WORK INSTRUCTIONS: In the data below, find every line with the string "text" and pull it out.
-------- ENTRIES SUPPLIED --------
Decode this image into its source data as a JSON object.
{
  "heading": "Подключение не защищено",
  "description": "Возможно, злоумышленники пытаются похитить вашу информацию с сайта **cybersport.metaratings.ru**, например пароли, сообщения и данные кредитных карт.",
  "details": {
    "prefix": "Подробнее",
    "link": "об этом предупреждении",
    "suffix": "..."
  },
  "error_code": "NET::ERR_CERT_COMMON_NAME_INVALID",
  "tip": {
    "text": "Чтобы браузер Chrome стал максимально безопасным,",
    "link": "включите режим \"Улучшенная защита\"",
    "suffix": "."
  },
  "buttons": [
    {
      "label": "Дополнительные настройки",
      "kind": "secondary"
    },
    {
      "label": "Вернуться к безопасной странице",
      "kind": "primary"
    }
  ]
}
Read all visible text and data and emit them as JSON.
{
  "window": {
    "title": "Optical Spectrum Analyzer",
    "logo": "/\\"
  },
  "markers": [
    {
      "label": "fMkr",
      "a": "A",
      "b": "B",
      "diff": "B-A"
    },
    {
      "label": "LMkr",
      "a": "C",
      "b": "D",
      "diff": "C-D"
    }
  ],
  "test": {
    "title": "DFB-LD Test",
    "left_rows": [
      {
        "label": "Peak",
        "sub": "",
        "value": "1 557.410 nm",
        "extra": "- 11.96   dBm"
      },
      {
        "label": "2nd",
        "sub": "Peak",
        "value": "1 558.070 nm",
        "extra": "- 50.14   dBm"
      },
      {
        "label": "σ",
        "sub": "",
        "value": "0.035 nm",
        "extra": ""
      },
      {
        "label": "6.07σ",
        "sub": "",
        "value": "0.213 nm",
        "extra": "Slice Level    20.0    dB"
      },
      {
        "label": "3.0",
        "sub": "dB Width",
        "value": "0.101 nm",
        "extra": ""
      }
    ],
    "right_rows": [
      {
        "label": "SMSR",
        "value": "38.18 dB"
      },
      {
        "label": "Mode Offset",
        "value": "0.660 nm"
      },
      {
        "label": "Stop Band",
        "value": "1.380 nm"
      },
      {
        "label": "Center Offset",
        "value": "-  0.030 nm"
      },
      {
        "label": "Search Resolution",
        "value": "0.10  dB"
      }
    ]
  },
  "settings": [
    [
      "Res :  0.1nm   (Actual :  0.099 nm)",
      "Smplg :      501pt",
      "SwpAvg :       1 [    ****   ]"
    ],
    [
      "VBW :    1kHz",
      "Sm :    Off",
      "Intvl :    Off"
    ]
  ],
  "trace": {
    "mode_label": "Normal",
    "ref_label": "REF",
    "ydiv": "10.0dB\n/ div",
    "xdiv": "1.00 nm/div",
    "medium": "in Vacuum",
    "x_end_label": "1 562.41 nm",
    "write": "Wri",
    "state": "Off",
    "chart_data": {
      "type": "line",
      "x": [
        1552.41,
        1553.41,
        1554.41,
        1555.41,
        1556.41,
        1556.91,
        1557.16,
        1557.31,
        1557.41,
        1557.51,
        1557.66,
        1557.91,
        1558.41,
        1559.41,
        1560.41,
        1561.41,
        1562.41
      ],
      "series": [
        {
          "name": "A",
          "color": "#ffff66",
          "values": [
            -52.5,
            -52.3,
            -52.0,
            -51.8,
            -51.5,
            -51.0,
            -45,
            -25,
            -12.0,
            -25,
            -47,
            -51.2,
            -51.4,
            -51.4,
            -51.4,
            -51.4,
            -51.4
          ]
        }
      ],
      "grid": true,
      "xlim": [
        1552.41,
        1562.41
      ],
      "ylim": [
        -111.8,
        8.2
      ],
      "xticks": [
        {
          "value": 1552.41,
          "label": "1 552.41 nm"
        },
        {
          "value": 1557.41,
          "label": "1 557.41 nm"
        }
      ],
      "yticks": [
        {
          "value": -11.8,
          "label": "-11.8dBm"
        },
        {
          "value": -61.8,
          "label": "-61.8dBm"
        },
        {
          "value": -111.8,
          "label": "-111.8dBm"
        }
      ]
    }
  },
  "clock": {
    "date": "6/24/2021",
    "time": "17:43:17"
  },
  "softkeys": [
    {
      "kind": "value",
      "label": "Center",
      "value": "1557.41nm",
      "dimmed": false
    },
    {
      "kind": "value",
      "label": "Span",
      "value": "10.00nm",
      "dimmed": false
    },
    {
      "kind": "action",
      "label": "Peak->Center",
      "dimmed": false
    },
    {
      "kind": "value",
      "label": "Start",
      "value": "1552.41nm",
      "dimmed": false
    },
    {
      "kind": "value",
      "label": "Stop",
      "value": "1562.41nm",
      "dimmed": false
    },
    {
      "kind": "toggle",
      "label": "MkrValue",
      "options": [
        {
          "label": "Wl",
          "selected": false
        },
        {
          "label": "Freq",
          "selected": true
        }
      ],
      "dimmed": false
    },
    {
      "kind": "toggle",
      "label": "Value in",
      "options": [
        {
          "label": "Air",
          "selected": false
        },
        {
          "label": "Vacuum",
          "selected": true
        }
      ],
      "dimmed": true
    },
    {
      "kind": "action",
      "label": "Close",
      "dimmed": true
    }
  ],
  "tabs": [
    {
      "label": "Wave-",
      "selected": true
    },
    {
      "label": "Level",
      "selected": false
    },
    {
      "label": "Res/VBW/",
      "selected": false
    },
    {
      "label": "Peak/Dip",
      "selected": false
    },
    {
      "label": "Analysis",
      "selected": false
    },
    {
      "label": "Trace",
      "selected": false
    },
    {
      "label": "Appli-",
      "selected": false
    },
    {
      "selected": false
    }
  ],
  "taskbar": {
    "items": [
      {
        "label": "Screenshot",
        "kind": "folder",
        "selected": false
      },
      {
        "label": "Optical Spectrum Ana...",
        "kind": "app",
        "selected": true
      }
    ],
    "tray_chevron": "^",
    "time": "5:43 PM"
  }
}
--------
SOLUTION TO THE PROBLEM:
    "text": "Чтобы браузер Chrome стал максимально безопасным,",
Read all visible text and data and emit them as JSON.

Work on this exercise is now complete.